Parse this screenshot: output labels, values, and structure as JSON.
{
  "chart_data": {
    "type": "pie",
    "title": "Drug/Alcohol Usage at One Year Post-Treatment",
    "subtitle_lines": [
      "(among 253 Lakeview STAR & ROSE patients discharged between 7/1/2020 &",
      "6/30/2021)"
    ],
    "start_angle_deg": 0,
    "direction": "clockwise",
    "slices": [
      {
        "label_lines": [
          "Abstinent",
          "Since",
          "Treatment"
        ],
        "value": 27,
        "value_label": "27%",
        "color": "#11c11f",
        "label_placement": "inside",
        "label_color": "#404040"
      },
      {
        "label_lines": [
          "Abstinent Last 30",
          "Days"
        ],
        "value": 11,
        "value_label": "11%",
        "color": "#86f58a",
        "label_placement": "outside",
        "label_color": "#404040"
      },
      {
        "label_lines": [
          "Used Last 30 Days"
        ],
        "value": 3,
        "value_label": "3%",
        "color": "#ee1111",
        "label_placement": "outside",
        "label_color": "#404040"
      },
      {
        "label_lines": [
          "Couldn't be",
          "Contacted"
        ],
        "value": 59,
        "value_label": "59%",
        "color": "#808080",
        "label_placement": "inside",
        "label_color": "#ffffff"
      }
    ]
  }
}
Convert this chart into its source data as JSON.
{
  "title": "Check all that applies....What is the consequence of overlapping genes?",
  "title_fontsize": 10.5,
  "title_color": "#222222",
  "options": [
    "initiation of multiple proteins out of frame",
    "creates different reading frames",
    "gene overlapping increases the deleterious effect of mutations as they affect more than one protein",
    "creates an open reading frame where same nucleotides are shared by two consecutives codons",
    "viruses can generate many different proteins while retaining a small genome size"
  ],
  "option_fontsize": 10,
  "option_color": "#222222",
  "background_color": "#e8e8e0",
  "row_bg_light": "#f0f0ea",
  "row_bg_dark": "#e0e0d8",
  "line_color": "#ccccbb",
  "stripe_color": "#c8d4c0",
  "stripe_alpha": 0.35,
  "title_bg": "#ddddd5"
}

• _Problem_: Within the records above, count the lines that contain "different" and give only that number.

• _Result of this exercise_: 2